→ **WHAT THIS TASK INVOLVES**
Leave out any pictures and transcribe all other data below exactly.

→ **RECORDS FOR THE TASK**
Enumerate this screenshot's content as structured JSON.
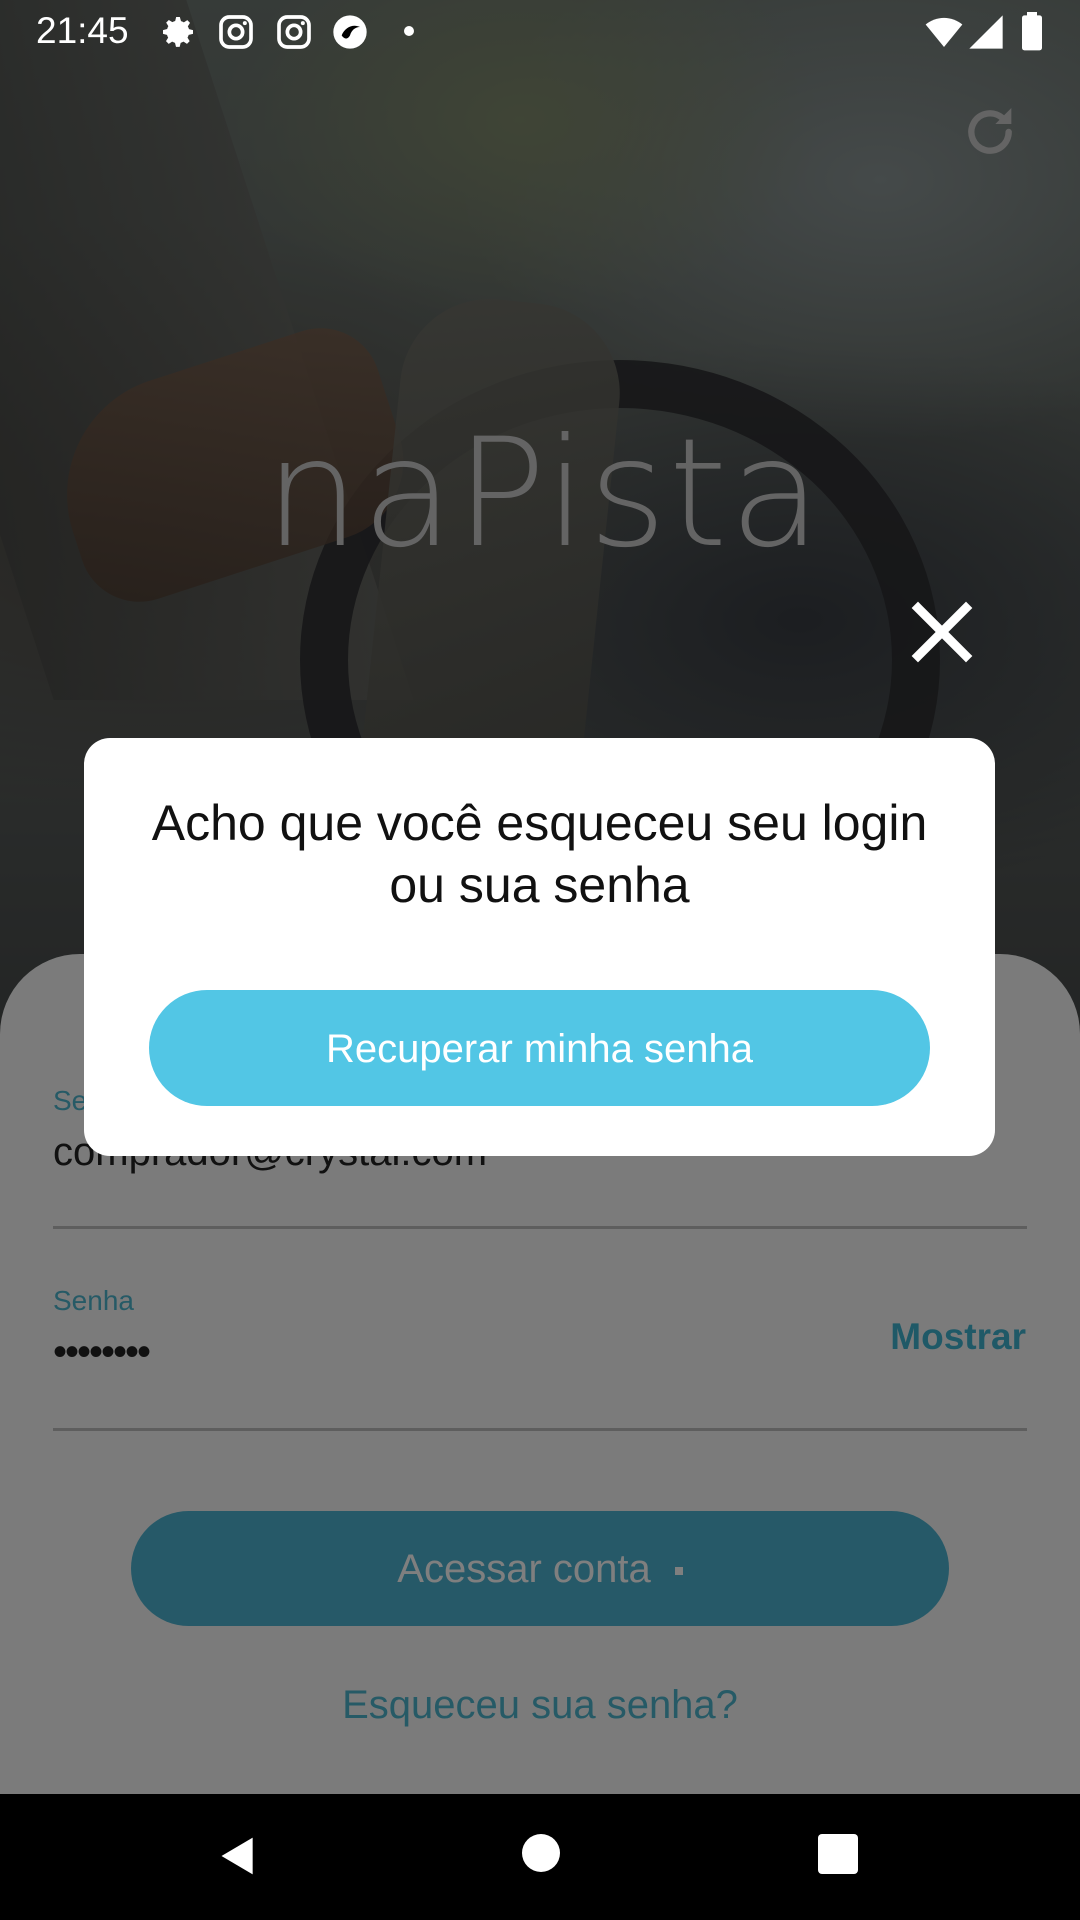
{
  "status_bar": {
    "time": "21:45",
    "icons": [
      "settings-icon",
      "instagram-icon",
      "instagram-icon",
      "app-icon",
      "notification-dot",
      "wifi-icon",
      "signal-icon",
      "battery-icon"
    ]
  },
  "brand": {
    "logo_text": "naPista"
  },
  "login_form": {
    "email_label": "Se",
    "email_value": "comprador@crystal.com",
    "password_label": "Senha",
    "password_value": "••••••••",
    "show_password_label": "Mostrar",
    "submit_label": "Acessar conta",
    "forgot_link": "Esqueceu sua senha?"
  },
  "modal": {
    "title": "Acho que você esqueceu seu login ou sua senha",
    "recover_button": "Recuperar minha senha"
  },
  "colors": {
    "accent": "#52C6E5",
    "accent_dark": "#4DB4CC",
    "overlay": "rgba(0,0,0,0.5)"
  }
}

→ **WORKED ANSWER**
Enumerate this screenshot's content as structured JSON.
{
  "status_bar": {
    "time": "21:45",
    "icons": [
      "settings-icon",
      "instagram-icon",
      "instagram-icon",
      "app-icon",
      "notification-dot",
      "wifi-icon",
      "signal-icon",
      "battery-icon"
    ]
  },
  "brand": {
    "logo_text": "naPista"
  },
  "login_form": {
    "email_label": "Se",
    "email_value": "comprador@crystal.com",
    "password_label": "Senha",
    "password_value": "••••••••",
    "show_password_label": "Mostrar",
    "submit_label": "Acessar conta",
    "forgot_link": "Esqueceu sua senha?"
  },
  "modal": {
    "title": "Acho que você esqueceu seu login ou sua senha",
    "recover_button": "Recuperar minha senha"
  },
  "colors": {
    "accent": "#52C6E5",
    "accent_dark": "#4DB4CC",
    "overlay": "rgba(0,0,0,0.5)"
  }
}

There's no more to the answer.